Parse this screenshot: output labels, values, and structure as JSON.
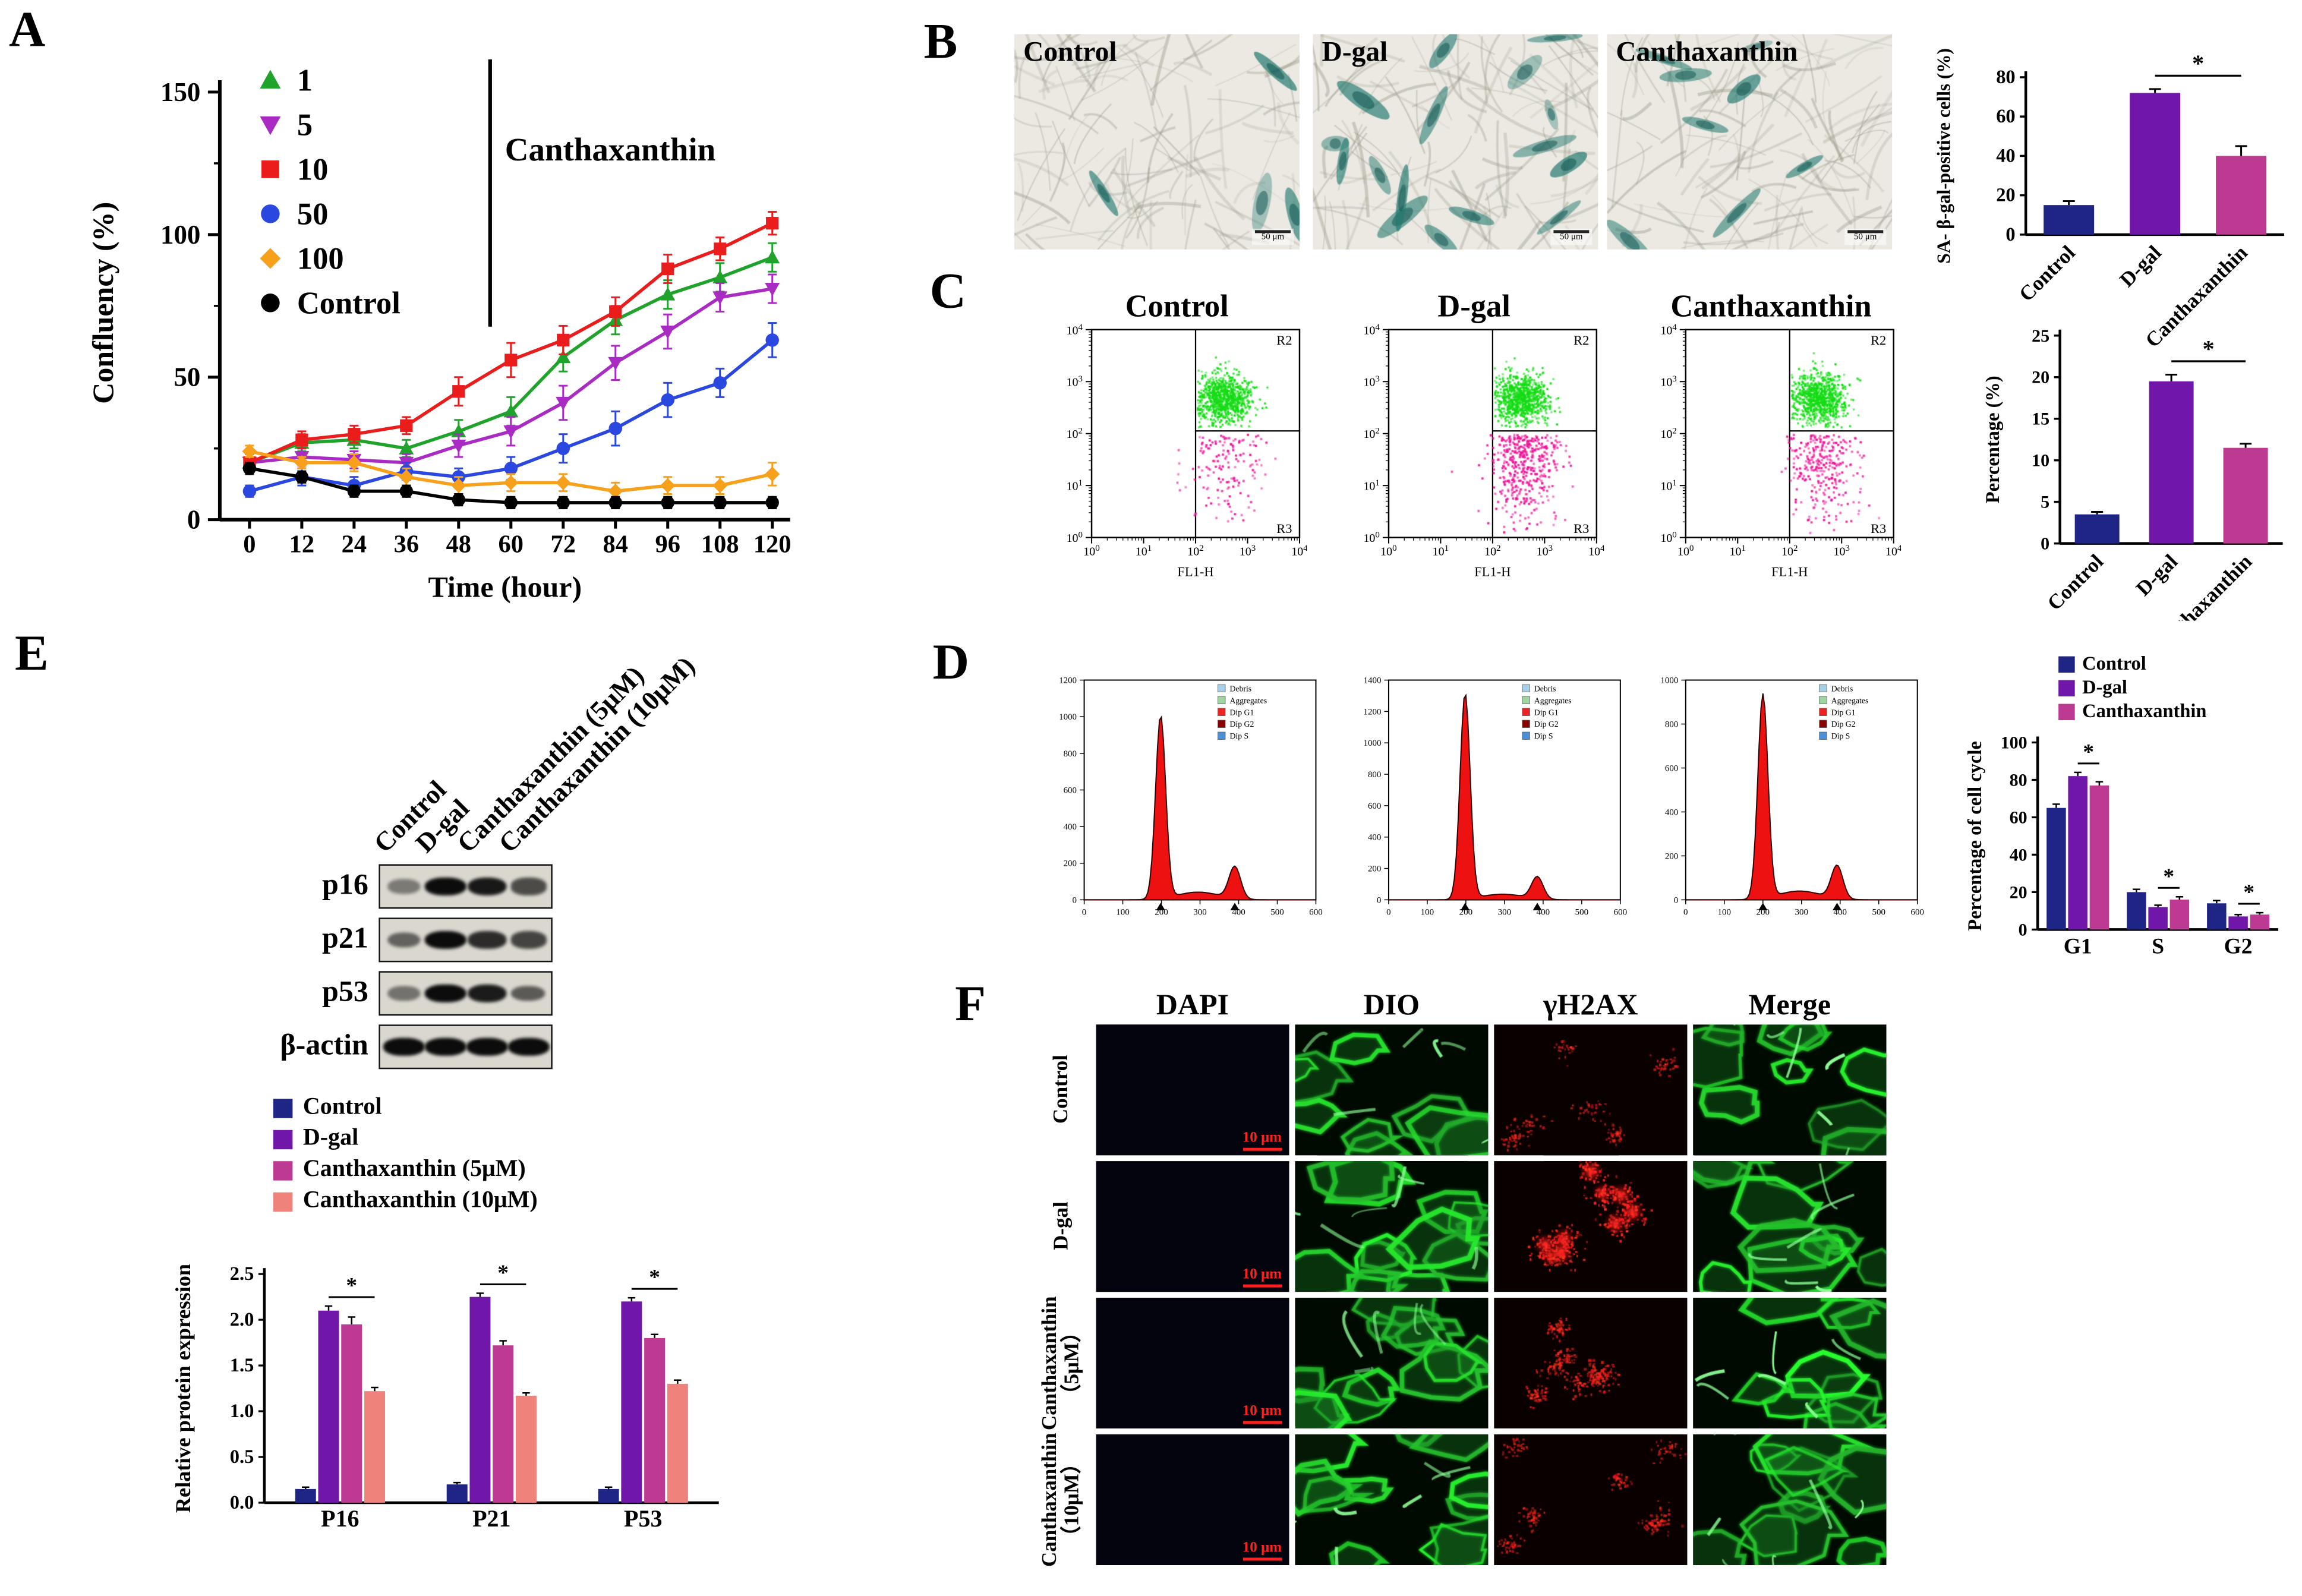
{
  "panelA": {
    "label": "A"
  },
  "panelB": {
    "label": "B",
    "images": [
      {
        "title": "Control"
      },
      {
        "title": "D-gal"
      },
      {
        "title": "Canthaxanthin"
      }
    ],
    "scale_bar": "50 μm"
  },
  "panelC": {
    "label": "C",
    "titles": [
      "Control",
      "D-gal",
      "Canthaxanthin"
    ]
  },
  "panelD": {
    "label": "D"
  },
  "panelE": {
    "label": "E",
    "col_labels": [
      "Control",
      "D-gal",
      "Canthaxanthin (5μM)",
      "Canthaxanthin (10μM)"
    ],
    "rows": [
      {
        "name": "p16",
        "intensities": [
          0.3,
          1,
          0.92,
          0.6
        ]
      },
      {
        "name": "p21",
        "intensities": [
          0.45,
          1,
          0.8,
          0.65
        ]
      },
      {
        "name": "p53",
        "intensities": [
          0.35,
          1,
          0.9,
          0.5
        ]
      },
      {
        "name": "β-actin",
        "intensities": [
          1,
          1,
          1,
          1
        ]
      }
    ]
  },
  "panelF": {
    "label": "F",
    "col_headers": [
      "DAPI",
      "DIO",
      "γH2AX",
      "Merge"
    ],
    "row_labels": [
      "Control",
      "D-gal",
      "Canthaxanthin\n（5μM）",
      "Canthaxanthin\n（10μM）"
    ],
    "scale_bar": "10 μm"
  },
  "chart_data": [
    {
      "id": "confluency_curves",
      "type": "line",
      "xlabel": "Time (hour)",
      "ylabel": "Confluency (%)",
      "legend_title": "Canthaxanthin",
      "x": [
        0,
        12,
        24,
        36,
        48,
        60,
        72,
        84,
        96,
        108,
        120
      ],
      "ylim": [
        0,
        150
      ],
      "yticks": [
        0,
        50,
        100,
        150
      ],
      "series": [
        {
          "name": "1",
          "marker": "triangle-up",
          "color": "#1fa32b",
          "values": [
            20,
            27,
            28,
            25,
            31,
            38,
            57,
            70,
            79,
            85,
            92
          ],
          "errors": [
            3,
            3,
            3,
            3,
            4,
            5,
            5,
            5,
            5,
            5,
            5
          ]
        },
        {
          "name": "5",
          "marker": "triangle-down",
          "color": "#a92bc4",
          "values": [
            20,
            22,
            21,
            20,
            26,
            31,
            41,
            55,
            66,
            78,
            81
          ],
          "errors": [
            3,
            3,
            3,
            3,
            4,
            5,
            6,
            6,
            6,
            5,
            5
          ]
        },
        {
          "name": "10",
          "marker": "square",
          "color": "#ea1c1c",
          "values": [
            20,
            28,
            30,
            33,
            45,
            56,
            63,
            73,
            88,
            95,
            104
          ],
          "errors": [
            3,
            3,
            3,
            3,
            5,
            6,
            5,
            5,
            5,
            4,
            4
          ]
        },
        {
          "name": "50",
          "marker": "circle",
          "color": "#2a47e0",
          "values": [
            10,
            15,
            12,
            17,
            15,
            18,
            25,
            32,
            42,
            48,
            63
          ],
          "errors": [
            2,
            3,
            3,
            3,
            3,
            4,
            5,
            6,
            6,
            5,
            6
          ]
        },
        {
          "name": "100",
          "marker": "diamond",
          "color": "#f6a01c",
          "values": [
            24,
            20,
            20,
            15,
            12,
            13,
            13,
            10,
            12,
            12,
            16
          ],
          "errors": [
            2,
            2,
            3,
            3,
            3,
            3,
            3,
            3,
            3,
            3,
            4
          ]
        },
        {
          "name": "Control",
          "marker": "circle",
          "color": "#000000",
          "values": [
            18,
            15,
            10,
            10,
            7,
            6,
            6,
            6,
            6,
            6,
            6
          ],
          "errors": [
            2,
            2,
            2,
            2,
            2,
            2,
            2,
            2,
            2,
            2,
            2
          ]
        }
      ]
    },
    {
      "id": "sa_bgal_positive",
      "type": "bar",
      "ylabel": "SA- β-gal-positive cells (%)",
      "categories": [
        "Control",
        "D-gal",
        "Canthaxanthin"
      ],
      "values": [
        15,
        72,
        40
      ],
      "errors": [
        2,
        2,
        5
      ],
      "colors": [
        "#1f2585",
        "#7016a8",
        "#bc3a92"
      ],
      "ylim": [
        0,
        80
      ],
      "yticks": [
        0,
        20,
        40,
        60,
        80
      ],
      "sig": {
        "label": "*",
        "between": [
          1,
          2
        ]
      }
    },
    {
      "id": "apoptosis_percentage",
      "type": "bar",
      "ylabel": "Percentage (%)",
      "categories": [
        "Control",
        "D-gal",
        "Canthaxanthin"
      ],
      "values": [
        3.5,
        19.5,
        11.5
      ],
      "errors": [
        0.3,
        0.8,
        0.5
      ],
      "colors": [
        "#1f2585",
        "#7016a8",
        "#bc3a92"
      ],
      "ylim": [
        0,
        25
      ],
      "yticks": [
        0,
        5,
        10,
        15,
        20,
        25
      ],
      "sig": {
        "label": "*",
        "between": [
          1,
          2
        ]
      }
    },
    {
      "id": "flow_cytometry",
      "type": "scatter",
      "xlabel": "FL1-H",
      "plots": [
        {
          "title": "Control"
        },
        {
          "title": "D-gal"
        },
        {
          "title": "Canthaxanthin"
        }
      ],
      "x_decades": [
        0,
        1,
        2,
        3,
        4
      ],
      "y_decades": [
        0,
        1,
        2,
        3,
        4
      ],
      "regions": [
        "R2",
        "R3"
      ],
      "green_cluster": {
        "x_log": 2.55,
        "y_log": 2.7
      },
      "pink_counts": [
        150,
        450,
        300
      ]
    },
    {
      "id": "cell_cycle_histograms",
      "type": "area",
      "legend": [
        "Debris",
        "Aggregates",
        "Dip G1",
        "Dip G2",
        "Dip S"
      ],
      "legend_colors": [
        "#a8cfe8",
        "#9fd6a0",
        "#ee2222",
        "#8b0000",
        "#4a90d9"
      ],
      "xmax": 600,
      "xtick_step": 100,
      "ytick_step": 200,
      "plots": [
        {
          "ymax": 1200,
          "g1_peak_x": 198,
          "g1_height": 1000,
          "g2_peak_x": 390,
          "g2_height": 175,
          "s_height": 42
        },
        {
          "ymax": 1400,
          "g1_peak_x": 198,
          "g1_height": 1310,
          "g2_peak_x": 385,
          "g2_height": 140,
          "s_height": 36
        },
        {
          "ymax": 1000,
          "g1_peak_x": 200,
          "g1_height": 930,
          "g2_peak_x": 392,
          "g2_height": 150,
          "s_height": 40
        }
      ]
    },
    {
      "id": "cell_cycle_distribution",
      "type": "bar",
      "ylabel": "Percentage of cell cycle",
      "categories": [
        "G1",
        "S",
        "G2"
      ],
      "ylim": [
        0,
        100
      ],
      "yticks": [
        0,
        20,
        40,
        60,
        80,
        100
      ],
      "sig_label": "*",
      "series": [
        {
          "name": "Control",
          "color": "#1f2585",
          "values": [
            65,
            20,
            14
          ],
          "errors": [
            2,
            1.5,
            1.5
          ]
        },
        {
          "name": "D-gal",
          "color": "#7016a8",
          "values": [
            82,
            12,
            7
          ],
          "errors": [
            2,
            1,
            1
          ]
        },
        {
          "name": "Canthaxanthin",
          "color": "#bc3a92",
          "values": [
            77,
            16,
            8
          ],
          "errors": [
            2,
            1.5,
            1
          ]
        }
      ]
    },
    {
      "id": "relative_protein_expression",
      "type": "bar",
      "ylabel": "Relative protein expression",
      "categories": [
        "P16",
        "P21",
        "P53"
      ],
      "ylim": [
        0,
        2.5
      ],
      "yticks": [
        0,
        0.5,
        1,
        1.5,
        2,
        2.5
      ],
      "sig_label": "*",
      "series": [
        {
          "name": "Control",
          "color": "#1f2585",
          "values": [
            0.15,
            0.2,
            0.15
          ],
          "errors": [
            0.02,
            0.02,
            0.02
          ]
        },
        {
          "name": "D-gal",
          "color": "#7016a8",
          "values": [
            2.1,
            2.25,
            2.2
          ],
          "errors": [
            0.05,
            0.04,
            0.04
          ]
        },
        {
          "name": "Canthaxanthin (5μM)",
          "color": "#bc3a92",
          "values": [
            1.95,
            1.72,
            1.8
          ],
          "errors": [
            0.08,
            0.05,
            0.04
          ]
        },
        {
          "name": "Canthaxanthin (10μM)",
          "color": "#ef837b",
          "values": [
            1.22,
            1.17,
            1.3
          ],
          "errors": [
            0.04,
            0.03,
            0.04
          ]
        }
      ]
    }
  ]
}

...

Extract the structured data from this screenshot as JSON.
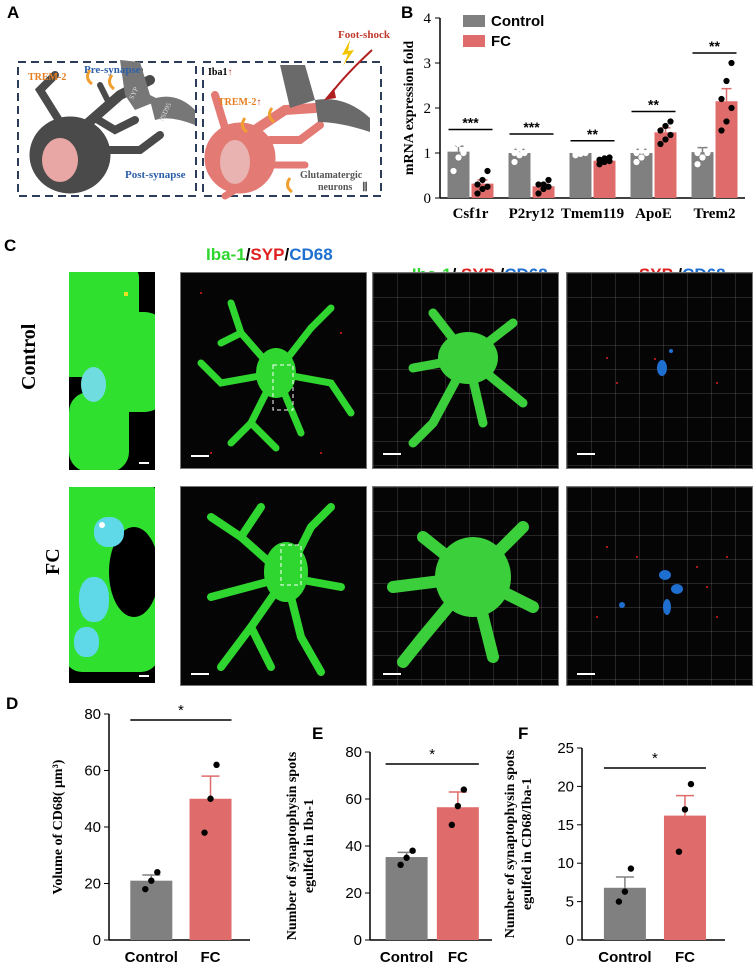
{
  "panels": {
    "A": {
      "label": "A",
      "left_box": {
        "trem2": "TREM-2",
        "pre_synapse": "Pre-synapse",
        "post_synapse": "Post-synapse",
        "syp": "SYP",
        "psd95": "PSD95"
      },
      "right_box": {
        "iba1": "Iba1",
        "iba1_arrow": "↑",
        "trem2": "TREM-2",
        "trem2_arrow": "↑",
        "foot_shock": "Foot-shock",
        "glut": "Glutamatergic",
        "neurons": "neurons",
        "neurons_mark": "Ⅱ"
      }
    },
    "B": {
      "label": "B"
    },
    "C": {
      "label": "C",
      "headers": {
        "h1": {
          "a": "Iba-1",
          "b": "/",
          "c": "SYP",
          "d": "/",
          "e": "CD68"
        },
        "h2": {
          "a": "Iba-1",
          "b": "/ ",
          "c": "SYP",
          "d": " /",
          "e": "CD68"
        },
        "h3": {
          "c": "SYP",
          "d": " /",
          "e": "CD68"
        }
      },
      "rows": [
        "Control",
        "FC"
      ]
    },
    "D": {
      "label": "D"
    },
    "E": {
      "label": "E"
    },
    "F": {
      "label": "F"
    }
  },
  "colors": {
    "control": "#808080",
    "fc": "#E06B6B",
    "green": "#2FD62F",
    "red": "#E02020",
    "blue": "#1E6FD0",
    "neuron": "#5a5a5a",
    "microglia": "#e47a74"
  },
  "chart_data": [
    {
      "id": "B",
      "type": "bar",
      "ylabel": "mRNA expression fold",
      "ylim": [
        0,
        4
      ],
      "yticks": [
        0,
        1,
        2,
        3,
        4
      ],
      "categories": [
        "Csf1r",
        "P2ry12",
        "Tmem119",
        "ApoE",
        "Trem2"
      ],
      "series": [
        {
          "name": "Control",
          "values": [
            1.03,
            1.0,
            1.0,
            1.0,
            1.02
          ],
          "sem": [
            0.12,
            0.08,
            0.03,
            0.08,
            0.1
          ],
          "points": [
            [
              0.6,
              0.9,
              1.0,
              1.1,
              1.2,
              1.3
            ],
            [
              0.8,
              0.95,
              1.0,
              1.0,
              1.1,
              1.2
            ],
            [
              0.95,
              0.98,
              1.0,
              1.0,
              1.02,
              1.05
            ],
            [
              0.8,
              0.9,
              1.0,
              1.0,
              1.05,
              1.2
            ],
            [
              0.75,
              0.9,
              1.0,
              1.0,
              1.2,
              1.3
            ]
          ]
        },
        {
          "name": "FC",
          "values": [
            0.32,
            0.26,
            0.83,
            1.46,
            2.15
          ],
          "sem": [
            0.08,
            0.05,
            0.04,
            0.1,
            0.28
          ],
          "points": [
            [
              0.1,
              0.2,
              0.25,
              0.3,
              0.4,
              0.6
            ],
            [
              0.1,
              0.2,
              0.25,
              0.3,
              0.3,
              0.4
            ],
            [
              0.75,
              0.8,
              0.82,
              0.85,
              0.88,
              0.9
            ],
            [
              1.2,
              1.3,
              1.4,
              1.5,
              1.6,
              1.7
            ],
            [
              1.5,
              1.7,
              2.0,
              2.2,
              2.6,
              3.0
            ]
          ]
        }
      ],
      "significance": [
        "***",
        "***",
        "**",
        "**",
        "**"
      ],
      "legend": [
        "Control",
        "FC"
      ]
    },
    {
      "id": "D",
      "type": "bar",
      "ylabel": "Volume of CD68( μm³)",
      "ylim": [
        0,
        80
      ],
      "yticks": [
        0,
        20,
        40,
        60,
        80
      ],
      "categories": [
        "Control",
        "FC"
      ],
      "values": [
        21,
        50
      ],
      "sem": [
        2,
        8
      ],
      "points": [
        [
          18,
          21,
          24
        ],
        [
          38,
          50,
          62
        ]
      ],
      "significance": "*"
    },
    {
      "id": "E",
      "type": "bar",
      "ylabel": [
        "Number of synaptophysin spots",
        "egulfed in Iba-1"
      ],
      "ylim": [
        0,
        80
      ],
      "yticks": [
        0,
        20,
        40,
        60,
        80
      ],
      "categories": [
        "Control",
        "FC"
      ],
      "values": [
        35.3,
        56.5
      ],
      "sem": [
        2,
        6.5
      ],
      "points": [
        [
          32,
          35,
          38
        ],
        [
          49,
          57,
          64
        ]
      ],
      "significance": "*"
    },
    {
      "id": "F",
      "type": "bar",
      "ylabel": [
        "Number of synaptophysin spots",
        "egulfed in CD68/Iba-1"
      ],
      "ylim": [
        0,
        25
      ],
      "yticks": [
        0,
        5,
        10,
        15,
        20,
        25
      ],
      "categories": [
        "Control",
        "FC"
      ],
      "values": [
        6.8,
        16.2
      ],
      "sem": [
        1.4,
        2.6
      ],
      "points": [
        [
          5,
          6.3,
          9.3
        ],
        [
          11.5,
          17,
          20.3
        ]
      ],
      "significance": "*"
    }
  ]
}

### ASSIGNMENT
Filter these records, keeping every line where the word "screenshot" occurs.

### SOLUTION TO THIS EXERCISE
Parse this screenshot: output labels, values, and structure as JSON.
Extract the structured data from this screenshot as JSON.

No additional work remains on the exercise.